The records below must be written out exactly, with every picture left behind.

START EXERCISE DATA

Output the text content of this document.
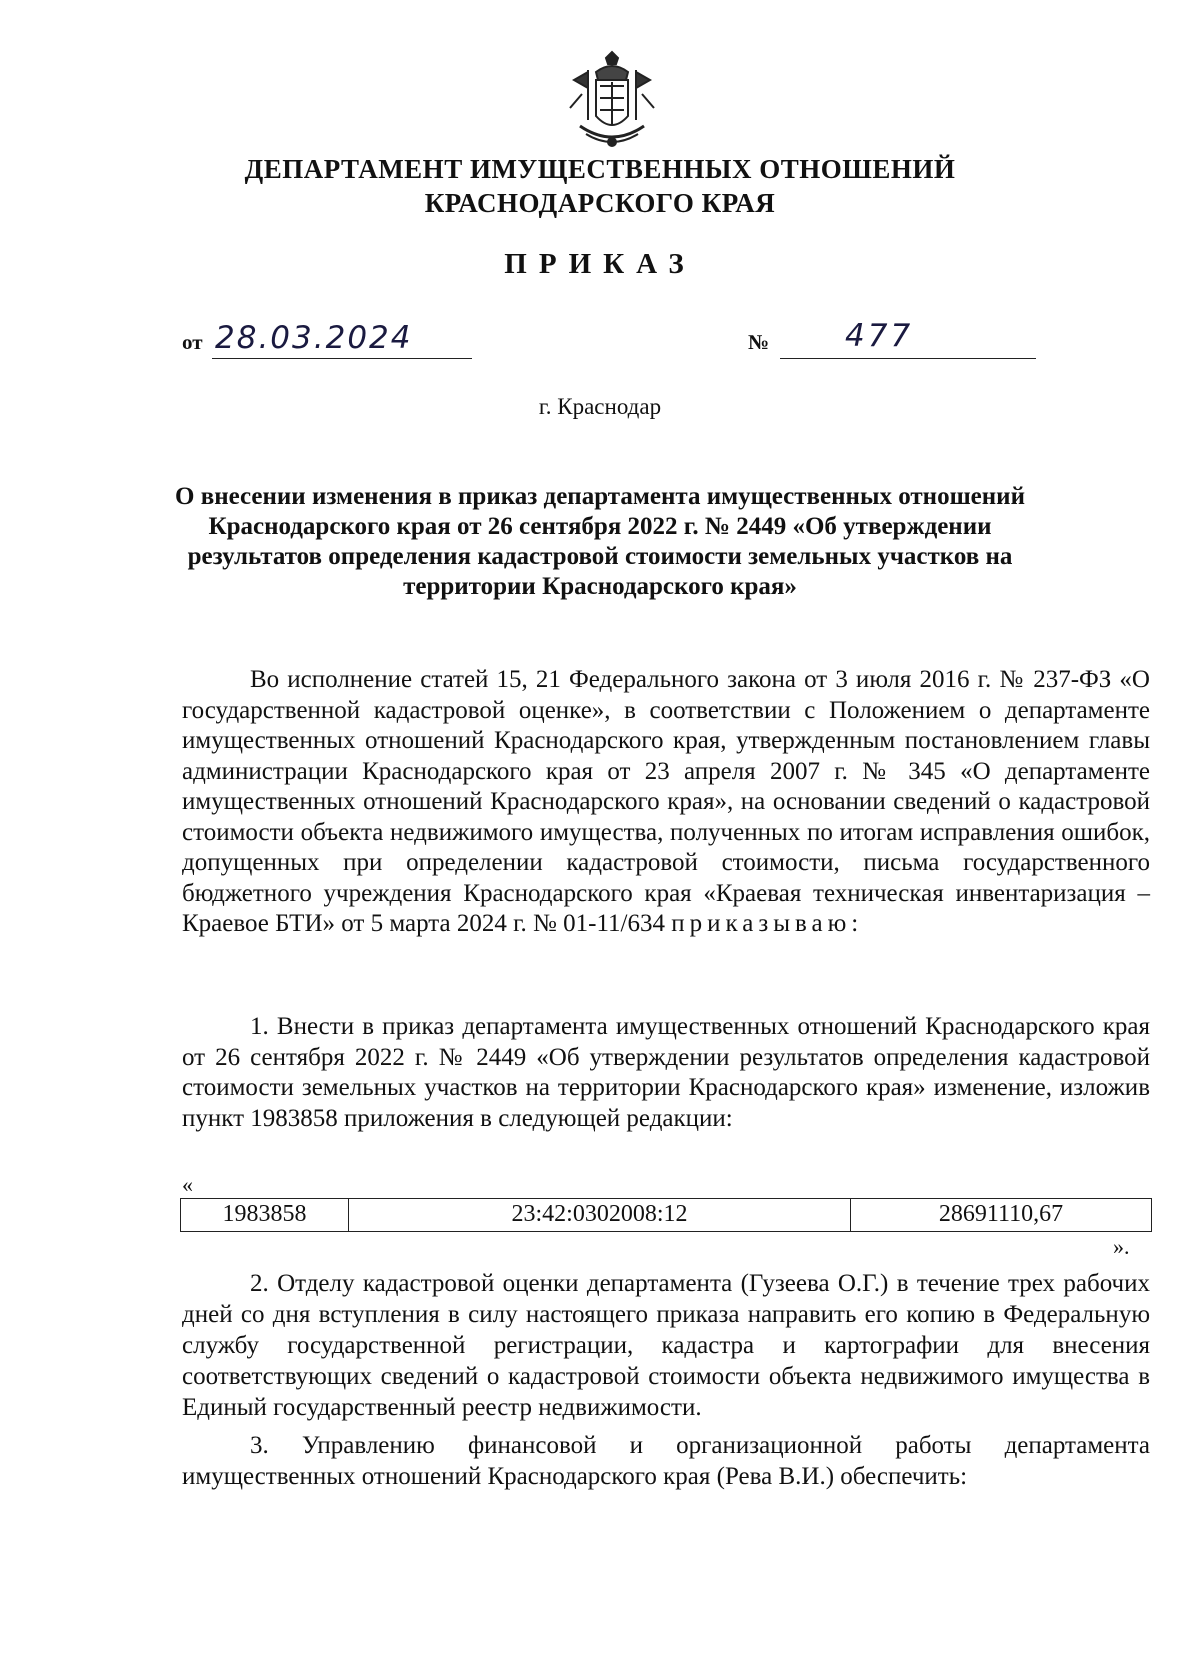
ДЕПАРТАМЕНТ ИМУЩЕСТВЕННЫХ ОТНОШЕНИЙ
КРАСНОДАРСКОГО КРАЯ
ПРИКАЗ
от 28.03.2024	№ 477
г. Краснодар
О внесении изменения в приказ департамента имущественных отношений Краснодарского края от 26 сентября 2022 г. № 2449 «Об утверждении результатов определения кадастровой стоимости земельных участков на территории Краснодарского края»
Во исполнение статей 15, 21 Федерального закона от 3 июля 2016 г. № 237-ФЗ «О государственной кадастровой оценке», в соответствии с Положением о департаменте имущественных отношений Краснодарского края, утвержденным постановлением главы администрации Краснодарского края от 23 апреля 2007 г. № 345 «О департаменте имущественных отношений Краснодарского края», на основании сведений о кадастровой стоимости объекта недвижимого имущества, полученных по итогам исправления ошибок, допущенных при определении кадастровой стоимости, письма государственного бюджетного учреждения Краснодарского края «Краевая техническая инвентаризация – Краевое БТИ» от 5 марта 2024 г. № 01-11/634 приказываю:
1. Внести в приказ департамента имущественных отношений Краснодарского края от 26 сентября 2022 г. № 2449 «Об утверждении результатов определения кадастровой стоимости земельных участков на территории Краснодарского края» изменение, изложив пункт 1983858 приложения в следующей редакции:
«
1983858	23:42:0302008:12	28691110,67
».
2. Отделу кадастровой оценки департамента (Гузеева О.Г.) в течение трех рабочих дней со дня вступления в силу настоящего приказа направить его копию в Федеральную службу государственной регистрации, кадастра и картографии для внесения соответствующих сведений о кадастровой стоимости объекта недвижимого имущества в Единый государственный реестр недвижимости.
3. Управлению финансовой и организационной работы департамента имущественных отношений Краснодарского края (Рева В.И.) обеспечить:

END EXERCISE DATA

CORRECT RESULT:
Output the text content of this document.
ДЕПАРТАМЕНТ ИМУЩЕСТВЕННЫХ ОТНОШЕНИЙ
КРАСНОДАРСКОГО КРАЯ
ПРИКАЗ
от 28.03.2024	№ 477
г. Краснодар
О внесении изменения в приказ департамента имущественных отношений Краснодарского края от 26 сентября 2022 г. № 2449 «Об утверждении результатов определения кадастровой стоимости земельных участков на территории Краснодарского края»
Во исполнение статей 15, 21 Федерального закона от 3 июля 2016 г. № 237-ФЗ «О государственной кадастровой оценке», в соответствии с Положением о департаменте имущественных отношений Краснодарского края, утвержденным постановлением главы администрации Краснодарского края от 23 апреля 2007 г. № 345 «О департаменте имущественных отношений Краснодарского края», на основании сведений о кадастровой стоимости объекта недвижимого имущества, полученных по итогам исправления ошибок, допущенных при определении кадастровой стоимости, письма государственного бюджетного учреждения Краснодарского края «Краевая техническая инвентаризация – Краевое БТИ» от 5 марта 2024 г. № 01-11/634 приказываю:
1. Внести в приказ департамента имущественных отношений Краснодарского края от 26 сентября 2022 г. № 2449 «Об утверждении результатов определения кадастровой стоимости земельных участков на территории Краснодарского края» изменение, изложив пункт 1983858 приложения в следующей редакции:
«
1983858	23:42:0302008:12	28691110,67
».
2. Отделу кадастровой оценки департамента (Гузеева О.Г.) в течение трех рабочих дней со дня вступления в силу настоящего приказа направить его копию в Федеральную службу государственной регистрации, кадастра и картографии для внесения соответствующих сведений о кадастровой стоимости объекта недвижимого имущества в Единый государственный реестр недвижимости.
3. Управлению финансовой и организационной работы департамента имущественных отношений Краснодарского края (Рева В.И.) обеспечить:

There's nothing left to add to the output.